## START

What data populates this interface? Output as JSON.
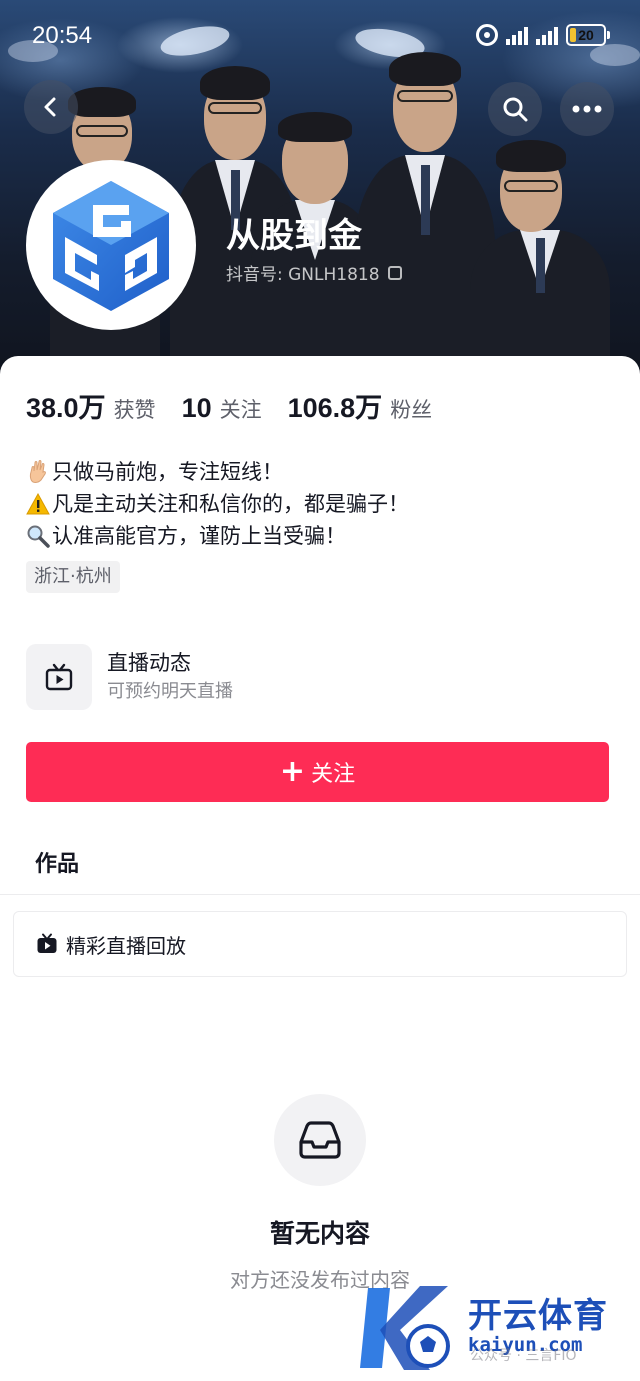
{
  "status_bar": {
    "time": "20:54",
    "battery": "20",
    "battery_level": 0.2
  },
  "header": {
    "back_icon": "chevron-left-icon",
    "search_icon": "search-icon",
    "more_icon": "more-horizontal-icon"
  },
  "profile": {
    "name": "从股到金",
    "douyin_id": "抖音号: GNLH1818",
    "avatar_icon": "gg-logo-icon"
  },
  "stats": [
    {
      "value": "38.0万",
      "label": "获赞"
    },
    {
      "value": "10",
      "label": "关注"
    },
    {
      "value": "106.8万",
      "label": "粉丝"
    }
  ],
  "bio": [
    {
      "emoji": "hand-icon",
      "text": "只做马前炮，专注短线！"
    },
    {
      "emoji": "warning-icon",
      "text": "凡是主动关注和私信你的，都是骗子！"
    },
    {
      "emoji": "magnifier-icon",
      "text": "认准高能官方，谨防上当受骗！"
    }
  ],
  "location": "浙江·杭州",
  "live": {
    "title": "直播动态",
    "subtitle": "可预约明天直播"
  },
  "follow_button": {
    "plus": "+",
    "label": "关注"
  },
  "tabs": {
    "works": "作品"
  },
  "replay": {
    "label": "精彩直播回放"
  },
  "empty": {
    "title": "暂无内容",
    "subtitle": "对方还没发布过内容"
  },
  "watermark": {
    "source": "公众号 · 三言FIO",
    "brand": "开云体育",
    "url": "kaiyun.com"
  },
  "colors": {
    "accent": "#fe2c55",
    "brand_blue": "#1d4fb8"
  }
}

## END

- **To be done**
Each record must be quoted in full and exactly. Do not include the pictures.

- **The output**
What data populates this interface? Output as JSON.
{
  "status_bar": {
    "time": "20:54",
    "battery": "20",
    "battery_level": 0.2
  },
  "header": {
    "back_icon": "chevron-left-icon",
    "search_icon": "search-icon",
    "more_icon": "more-horizontal-icon"
  },
  "profile": {
    "name": "从股到金",
    "douyin_id": "抖音号: GNLH1818",
    "avatar_icon": "gg-logo-icon"
  },
  "stats": [
    {
      "value": "38.0万",
      "label": "获赞"
    },
    {
      "value": "10",
      "label": "关注"
    },
    {
      "value": "106.8万",
      "label": "粉丝"
    }
  ],
  "bio": [
    {
      "emoji": "hand-icon",
      "text": "只做马前炮，专注短线！"
    },
    {
      "emoji": "warning-icon",
      "text": "凡是主动关注和私信你的，都是骗子！"
    },
    {
      "emoji": "magnifier-icon",
      "text": "认准高能官方，谨防上当受骗！"
    }
  ],
  "location": "浙江·杭州",
  "live": {
    "title": "直播动态",
    "subtitle": "可预约明天直播"
  },
  "follow_button": {
    "plus": "+",
    "label": "关注"
  },
  "tabs": {
    "works": "作品"
  },
  "replay": {
    "label": "精彩直播回放"
  },
  "empty": {
    "title": "暂无内容",
    "subtitle": "对方还没发布过内容"
  },
  "watermark": {
    "source": "公众号 · 三言FIO",
    "brand": "开云体育",
    "url": "kaiyun.com"
  },
  "colors": {
    "accent": "#fe2c55",
    "brand_blue": "#1d4fb8"
  }
}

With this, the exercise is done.